Write the data out again in full, with no departure from the original.

--- BEGIN Data provided ---

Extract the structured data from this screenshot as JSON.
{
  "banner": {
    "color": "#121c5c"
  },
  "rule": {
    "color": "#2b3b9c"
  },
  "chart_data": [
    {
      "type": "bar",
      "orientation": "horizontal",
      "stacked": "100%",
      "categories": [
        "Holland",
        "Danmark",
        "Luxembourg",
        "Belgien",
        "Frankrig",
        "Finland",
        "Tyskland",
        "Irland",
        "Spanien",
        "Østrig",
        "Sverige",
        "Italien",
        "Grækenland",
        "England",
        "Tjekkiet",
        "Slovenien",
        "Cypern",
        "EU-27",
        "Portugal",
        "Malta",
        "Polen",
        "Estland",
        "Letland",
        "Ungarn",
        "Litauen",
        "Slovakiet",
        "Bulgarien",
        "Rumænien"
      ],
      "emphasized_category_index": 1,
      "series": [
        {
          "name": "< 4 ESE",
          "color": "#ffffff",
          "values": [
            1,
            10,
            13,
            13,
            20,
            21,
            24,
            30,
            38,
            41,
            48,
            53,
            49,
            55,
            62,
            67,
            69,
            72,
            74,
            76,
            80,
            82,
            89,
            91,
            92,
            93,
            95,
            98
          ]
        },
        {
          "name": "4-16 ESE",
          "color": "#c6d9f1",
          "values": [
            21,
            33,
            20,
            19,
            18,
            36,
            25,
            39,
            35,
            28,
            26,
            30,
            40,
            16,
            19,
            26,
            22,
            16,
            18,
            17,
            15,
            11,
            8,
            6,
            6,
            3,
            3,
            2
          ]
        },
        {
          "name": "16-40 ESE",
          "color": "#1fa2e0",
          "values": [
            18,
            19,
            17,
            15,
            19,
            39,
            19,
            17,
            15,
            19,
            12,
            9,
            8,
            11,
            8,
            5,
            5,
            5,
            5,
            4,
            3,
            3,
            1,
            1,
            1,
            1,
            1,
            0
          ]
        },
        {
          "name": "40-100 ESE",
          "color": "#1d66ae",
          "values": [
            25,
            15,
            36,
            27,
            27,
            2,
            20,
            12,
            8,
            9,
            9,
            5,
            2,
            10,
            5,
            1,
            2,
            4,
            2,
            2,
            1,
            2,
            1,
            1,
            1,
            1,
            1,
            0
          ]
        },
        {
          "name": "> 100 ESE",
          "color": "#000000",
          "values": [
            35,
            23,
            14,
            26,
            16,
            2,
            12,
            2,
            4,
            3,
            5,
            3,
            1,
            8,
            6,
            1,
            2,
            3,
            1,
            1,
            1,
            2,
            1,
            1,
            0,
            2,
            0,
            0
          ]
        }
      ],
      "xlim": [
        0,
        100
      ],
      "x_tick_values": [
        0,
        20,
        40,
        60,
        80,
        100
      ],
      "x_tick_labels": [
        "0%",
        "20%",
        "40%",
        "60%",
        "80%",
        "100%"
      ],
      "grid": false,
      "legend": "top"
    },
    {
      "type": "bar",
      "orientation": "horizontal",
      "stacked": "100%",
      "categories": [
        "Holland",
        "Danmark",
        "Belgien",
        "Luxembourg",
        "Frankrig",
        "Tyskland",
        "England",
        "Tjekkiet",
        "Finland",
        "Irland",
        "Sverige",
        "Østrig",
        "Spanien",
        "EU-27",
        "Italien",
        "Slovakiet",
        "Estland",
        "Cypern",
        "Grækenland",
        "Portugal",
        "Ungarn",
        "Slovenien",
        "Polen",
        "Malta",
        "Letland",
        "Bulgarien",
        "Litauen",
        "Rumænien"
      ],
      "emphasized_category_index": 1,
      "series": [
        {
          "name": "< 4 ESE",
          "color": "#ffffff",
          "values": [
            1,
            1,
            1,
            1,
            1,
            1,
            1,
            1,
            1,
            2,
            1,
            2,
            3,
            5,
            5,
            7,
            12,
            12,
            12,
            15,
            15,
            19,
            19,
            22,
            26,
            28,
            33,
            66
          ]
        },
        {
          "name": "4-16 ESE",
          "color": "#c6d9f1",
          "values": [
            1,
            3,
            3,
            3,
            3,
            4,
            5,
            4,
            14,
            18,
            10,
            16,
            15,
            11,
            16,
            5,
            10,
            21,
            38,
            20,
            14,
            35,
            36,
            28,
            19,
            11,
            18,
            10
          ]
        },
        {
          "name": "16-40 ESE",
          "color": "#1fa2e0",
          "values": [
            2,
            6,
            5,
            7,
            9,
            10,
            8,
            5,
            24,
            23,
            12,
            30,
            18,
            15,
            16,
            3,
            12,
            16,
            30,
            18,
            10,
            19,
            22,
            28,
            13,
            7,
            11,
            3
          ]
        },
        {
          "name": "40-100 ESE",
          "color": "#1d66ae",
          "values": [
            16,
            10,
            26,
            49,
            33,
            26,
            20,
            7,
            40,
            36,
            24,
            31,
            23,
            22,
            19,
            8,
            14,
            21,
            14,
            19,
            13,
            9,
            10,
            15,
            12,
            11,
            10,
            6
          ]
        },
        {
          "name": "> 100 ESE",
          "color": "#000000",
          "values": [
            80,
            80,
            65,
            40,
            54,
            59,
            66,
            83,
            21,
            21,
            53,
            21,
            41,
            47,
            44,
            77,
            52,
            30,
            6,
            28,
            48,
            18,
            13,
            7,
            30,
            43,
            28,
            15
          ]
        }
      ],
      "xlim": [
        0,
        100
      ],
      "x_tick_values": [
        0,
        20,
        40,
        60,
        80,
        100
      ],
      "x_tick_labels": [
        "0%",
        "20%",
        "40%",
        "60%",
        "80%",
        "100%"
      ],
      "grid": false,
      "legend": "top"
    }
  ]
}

--- END Data provided ---

[Finished exercise]
Extract the structured data from this screenshot as JSON.
{
  "banner": {
    "color": "#121c5c"
  },
  "rule": {
    "color": "#2b3b9c"
  },
  "chart_data": [
    {
      "type": "bar",
      "orientation": "horizontal",
      "stacked": "100%",
      "categories": [
        "Holland",
        "Danmark",
        "Luxembourg",
        "Belgien",
        "Frankrig",
        "Finland",
        "Tyskland",
        "Irland",
        "Spanien",
        "Østrig",
        "Sverige",
        "Italien",
        "Grækenland",
        "England",
        "Tjekkiet",
        "Slovenien",
        "Cypern",
        "EU-27",
        "Portugal",
        "Malta",
        "Polen",
        "Estland",
        "Letland",
        "Ungarn",
        "Litauen",
        "Slovakiet",
        "Bulgarien",
        "Rumænien"
      ],
      "emphasized_category_index": 1,
      "series": [
        {
          "name": "< 4 ESE",
          "color": "#ffffff",
          "values": [
            1,
            10,
            13,
            13,
            20,
            21,
            24,
            30,
            38,
            41,
            48,
            53,
            49,
            55,
            62,
            67,
            69,
            72,
            74,
            76,
            80,
            82,
            89,
            91,
            92,
            93,
            95,
            98
          ]
        },
        {
          "name": "4-16 ESE",
          "color": "#c6d9f1",
          "values": [
            21,
            33,
            20,
            19,
            18,
            36,
            25,
            39,
            35,
            28,
            26,
            30,
            40,
            16,
            19,
            26,
            22,
            16,
            18,
            17,
            15,
            11,
            8,
            6,
            6,
            3,
            3,
            2
          ]
        },
        {
          "name": "16-40 ESE",
          "color": "#1fa2e0",
          "values": [
            18,
            19,
            17,
            15,
            19,
            39,
            19,
            17,
            15,
            19,
            12,
            9,
            8,
            11,
            8,
            5,
            5,
            5,
            5,
            4,
            3,
            3,
            1,
            1,
            1,
            1,
            1,
            0
          ]
        },
        {
          "name": "40-100 ESE",
          "color": "#1d66ae",
          "values": [
            25,
            15,
            36,
            27,
            27,
            2,
            20,
            12,
            8,
            9,
            9,
            5,
            2,
            10,
            5,
            1,
            2,
            4,
            2,
            2,
            1,
            2,
            1,
            1,
            1,
            1,
            1,
            0
          ]
        },
        {
          "name": "> 100 ESE",
          "color": "#000000",
          "values": [
            35,
            23,
            14,
            26,
            16,
            2,
            12,
            2,
            4,
            3,
            5,
            3,
            1,
            8,
            6,
            1,
            2,
            3,
            1,
            1,
            1,
            2,
            1,
            1,
            0,
            2,
            0,
            0
          ]
        }
      ],
      "xlim": [
        0,
        100
      ],
      "x_tick_values": [
        0,
        20,
        40,
        60,
        80,
        100
      ],
      "x_tick_labels": [
        "0%",
        "20%",
        "40%",
        "60%",
        "80%",
        "100%"
      ],
      "grid": false,
      "legend": "top"
    },
    {
      "type": "bar",
      "orientation": "horizontal",
      "stacked": "100%",
      "categories": [
        "Holland",
        "Danmark",
        "Belgien",
        "Luxembourg",
        "Frankrig",
        "Tyskland",
        "England",
        "Tjekkiet",
        "Finland",
        "Irland",
        "Sverige",
        "Østrig",
        "Spanien",
        "EU-27",
        "Italien",
        "Slovakiet",
        "Estland",
        "Cypern",
        "Grækenland",
        "Portugal",
        "Ungarn",
        "Slovenien",
        "Polen",
        "Malta",
        "Letland",
        "Bulgarien",
        "Litauen",
        "Rumænien"
      ],
      "emphasized_category_index": 1,
      "series": [
        {
          "name": "< 4 ESE",
          "color": "#ffffff",
          "values": [
            1,
            1,
            1,
            1,
            1,
            1,
            1,
            1,
            1,
            2,
            1,
            2,
            3,
            5,
            5,
            7,
            12,
            12,
            12,
            15,
            15,
            19,
            19,
            22,
            26,
            28,
            33,
            66
          ]
        },
        {
          "name": "4-16 ESE",
          "color": "#c6d9f1",
          "values": [
            1,
            3,
            3,
            3,
            3,
            4,
            5,
            4,
            14,
            18,
            10,
            16,
            15,
            11,
            16,
            5,
            10,
            21,
            38,
            20,
            14,
            35,
            36,
            28,
            19,
            11,
            18,
            10
          ]
        },
        {
          "name": "16-40 ESE",
          "color": "#1fa2e0",
          "values": [
            2,
            6,
            5,
            7,
            9,
            10,
            8,
            5,
            24,
            23,
            12,
            30,
            18,
            15,
            16,
            3,
            12,
            16,
            30,
            18,
            10,
            19,
            22,
            28,
            13,
            7,
            11,
            3
          ]
        },
        {
          "name": "40-100 ESE",
          "color": "#1d66ae",
          "values": [
            16,
            10,
            26,
            49,
            33,
            26,
            20,
            7,
            40,
            36,
            24,
            31,
            23,
            22,
            19,
            8,
            14,
            21,
            14,
            19,
            13,
            9,
            10,
            15,
            12,
            11,
            10,
            6
          ]
        },
        {
          "name": "> 100 ESE",
          "color": "#000000",
          "values": [
            80,
            80,
            65,
            40,
            54,
            59,
            66,
            83,
            21,
            21,
            53,
            21,
            41,
            47,
            44,
            77,
            52,
            30,
            6,
            28,
            48,
            18,
            13,
            7,
            30,
            43,
            28,
            15
          ]
        }
      ],
      "xlim": [
        0,
        100
      ],
      "x_tick_values": [
        0,
        20,
        40,
        60,
        80,
        100
      ],
      "x_tick_labels": [
        "0%",
        "20%",
        "40%",
        "60%",
        "80%",
        "100%"
      ],
      "grid": false,
      "legend": "top"
    }
  ]
}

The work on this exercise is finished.